« Et avec ceci, ce s’ra tout, monsieur ? » Ben justement, j’aimerais bien prendre un peu de fromage, mais j’hésite. Parce qu’après tout la listeria n’est pas loin et que l’on m’a montré les images à la télé, particulièrement celles de cet enfant dans sa chambre d’hôpital qui en est mort. Ou alors, c’était l’encéphalopathie spongiforme bovine. Je sais plus trop, mais c’était un truc que l’on attrape avec la bouffe et ça, franchement ça m’a foutu la trouille.
C’est pareil que pour Noël, cette année, pas d’huîtres, parce qu’après le coup qu’y nous ont fait à Arcachon, hors de question que j’achète un truc qui va rendre tout le monde malade. Comment ça les deux victimes de 2006 n’avaient finalement rien à voir avec les huîtres ? Mouais, ça reste louche tout de même…
Et je parle même pas des MacDo. Ces réservoirs à graisses bourrés de produits douteux. J’ai entendu les rumeurs, et certaines sont sures. D’ailleurs quand on me dit que 90 % de ce qu’on utilise en guise de matière première pour préparer ces cochoncetés, proviennent de l’agriculture française, ben je dis qu’ça m’f’rait bien mal qu’ce soit vrai ! Nan, en France on sait faire l’agriculture, la vraie, celle du terroir d’avant.
Ah ouais, c’est certain. Avec toutes leurs usines qui polluent à tout va, y vont nous détraquer la planète les agriculteurs ! Y’a pas : c’était mieux avant. On prenait le temps de planter de semer et de récolter. Désormais y font tout à la va-vite pour le rendement et tout ça. Manquerait plus qu’on récolte le raisin avec des machines qui nous saloperaient tout le vin. Qui achèterait une AOC pas vendangée par la main de l’homme ou de la femme ? Une machine, ça fout tout en l’air, et ça y comprend rien au pinard !

→ ÉNONCÉ 1
Dans le texte sur la nourriture, que devient le passage allant de « Ah ouais, c’est » jusqu'à « au pinard ! » inclus si l'on remplace « agriculteurs » par « paysans » ?

→ DONNÉES AFFICHÉES

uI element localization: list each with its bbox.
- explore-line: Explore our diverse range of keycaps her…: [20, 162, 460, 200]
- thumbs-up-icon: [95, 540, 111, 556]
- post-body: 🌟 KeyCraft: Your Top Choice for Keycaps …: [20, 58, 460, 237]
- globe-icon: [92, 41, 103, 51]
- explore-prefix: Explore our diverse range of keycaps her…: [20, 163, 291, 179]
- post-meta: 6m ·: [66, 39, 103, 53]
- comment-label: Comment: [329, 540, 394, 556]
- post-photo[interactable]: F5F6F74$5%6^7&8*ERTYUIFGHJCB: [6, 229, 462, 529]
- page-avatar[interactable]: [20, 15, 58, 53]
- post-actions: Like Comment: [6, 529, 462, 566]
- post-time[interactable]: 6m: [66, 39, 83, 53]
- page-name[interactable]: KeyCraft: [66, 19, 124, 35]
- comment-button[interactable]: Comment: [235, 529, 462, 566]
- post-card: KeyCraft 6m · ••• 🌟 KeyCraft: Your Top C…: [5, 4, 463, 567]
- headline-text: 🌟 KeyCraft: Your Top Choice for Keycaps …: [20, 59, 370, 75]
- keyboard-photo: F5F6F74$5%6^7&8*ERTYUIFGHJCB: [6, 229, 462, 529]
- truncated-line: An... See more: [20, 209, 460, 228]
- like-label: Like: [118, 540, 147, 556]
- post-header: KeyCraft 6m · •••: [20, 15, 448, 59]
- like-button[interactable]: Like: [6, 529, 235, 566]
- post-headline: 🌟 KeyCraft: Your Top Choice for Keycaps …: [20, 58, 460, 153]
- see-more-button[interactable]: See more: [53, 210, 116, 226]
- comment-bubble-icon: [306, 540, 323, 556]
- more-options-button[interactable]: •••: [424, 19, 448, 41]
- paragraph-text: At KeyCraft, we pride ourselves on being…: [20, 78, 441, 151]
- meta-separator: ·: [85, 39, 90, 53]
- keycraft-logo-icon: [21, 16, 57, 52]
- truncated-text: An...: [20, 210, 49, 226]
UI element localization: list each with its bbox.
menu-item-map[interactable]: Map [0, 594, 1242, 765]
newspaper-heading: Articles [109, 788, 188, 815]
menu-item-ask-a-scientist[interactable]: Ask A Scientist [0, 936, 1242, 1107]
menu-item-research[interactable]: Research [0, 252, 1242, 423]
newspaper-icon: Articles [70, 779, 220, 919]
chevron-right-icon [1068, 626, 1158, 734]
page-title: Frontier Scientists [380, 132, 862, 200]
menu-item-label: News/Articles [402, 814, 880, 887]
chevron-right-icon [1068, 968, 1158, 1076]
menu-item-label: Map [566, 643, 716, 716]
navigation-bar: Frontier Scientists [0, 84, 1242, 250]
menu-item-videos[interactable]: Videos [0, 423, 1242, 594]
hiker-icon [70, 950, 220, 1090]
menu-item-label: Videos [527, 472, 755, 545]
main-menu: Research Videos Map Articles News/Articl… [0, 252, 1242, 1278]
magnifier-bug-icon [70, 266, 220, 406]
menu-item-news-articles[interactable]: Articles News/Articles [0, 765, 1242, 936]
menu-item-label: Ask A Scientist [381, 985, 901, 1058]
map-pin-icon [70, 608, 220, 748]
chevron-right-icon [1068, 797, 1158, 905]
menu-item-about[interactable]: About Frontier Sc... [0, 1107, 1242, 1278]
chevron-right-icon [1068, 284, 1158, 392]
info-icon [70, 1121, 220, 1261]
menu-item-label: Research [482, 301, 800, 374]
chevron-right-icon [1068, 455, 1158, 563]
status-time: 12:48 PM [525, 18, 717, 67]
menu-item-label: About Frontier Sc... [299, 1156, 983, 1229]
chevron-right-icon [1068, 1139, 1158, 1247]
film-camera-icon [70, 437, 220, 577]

→ ÉNONCÉ 2
Pouvez-vous retaper à l'identique les enregistrements, depuis leur toute première ligne jusqu'à la ligne contenant « - comment-label: Comment: [329, 540, 394, 556] », celle-ci incluse ?

→ CORRIGÉ 1
Ah ouais, c’est certain. Avec toutes leurs usines qui polluent à tout va, y vont nous détraquer la planète les paysans ! Y’a pas : c’était mieux avant. On prenait le temps de planter de semer et de récolter. Désormais y font tout à la va-vite pour le rendement et tout ça. Manquerait plus qu’on récolte le raisin avec des machines qui nous saloperaient tout le vin. Qui achèterait une AOC pas vendangée par la main de l’homme ou de la femme ? Une machine, ça fout tout en l’air, et ça y comprend rien au pinard !

→ CORRIGÉ 2
uI element localization: list each with its bbox.
- explore-line: Explore our diverse range of keycaps her…: [20, 162, 460, 200]
- thumbs-up-icon: [95, 540, 111, 556]
- post-body: 🌟 KeyCraft: Your Top Choice for Keycaps …: [20, 58, 460, 237]
- globe-icon: [92, 41, 103, 51]
- explore-prefix: Explore our diverse range of keycaps her…: [20, 163, 291, 179]
- post-meta: 6m ·: [66, 39, 103, 53]
- comment-label: Comment: [329, 540, 394, 556]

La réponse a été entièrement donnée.